Records from a collection
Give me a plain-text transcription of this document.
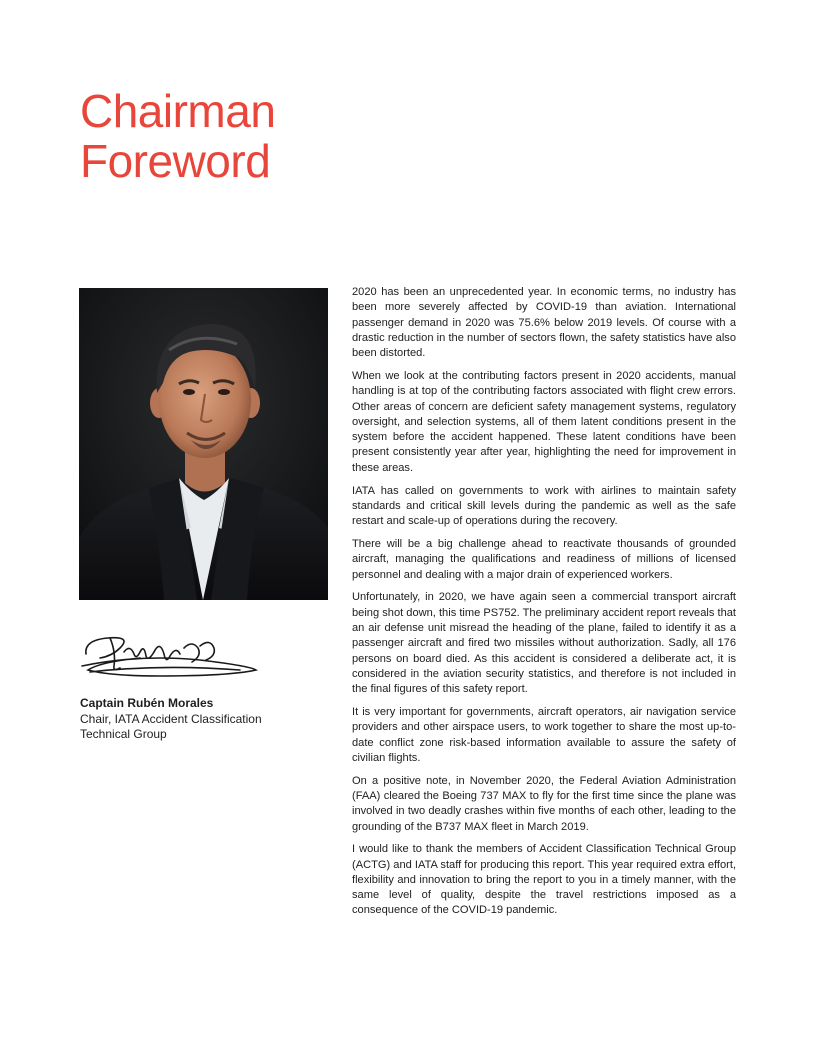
Chairman
Foreword
Captain Rubén Morales
Chair, IATA Accident Classification Technical Group

2020 has been an unprecedented year. In economic terms, no industry has been more severely affected by COVID-19 than aviation. International passenger demand in 2020 was 75.6% below 2019 levels. Of course with a drastic reduction in the number of sectors flown, the safety statistics have also been distorted.

When we look at the contributing factors present in 2020 accidents, manual handling is at top of the contributing factors associated with flight crew errors. Other areas of concern are deficient safety management systems, regulatory oversight, and selection systems, all of them latent conditions present in the system before the accident happened. These latent conditions have been present consistently year after year, highlighting the need for improvement in these areas.

IATA has called on governments to work with airlines to maintain safety standards and critical skill levels during the pandemic as well as the safe restart and scale-up of operations during the recovery.

There will be a big challenge ahead to reactivate thousands of grounded aircraft, managing the qualifications and readiness of millions of licensed personnel and dealing with a major drain of experienced workers.

Unfortunately, in 2020, we have again seen a commercial transport aircraft being shot down, this time PS752. The preliminary accident report reveals that an air defense unit misread the heading of the plane, failed to identify it as a passenger aircraft and fired two missiles without authorization. Sadly, all 176 persons on board died. As this accident is considered a deliberate act, it is considered in the aviation security statistics, and therefore is not included in the final figures of this safety report.

It is very important for governments, aircraft operators, air navigation service providers and other airspace users, to work together to share the most up-to-date conflict zone risk-based information available to assure the safety of civilian flights.

On a positive note, in November 2020, the Federal Aviation Administration (FAA) cleared the Boeing 737 MAX to fly for the first time since the plane was involved in two deadly crashes within five months of each other, leading to the grounding of the B737 MAX fleet in March 2019.

I would like to thank the members of Accident Classification Technical Group (ACTG) and IATA staff for producing this report. This year required extra effort, flexibility and innovation to bring the report to you in a timely manner, with the same level of quality, despite the travel restrictions imposed as a consequence of the COVID-19 pandemic.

Problem statement - From the entries above, collect every line with the string "Group" in it.

Answer for this exercise -
Chair, IATA Accident Classification Technical Group
I would like to thank the members of Accident Classification Technical Group (ACTG) and IATA staff for producing this report. This year required extra effort, flexibility and innovation to bring the report to you in a timely manner, with the same level of quality, despite the travel restrictions imposed as a consequence of the COVID-19 pandemic.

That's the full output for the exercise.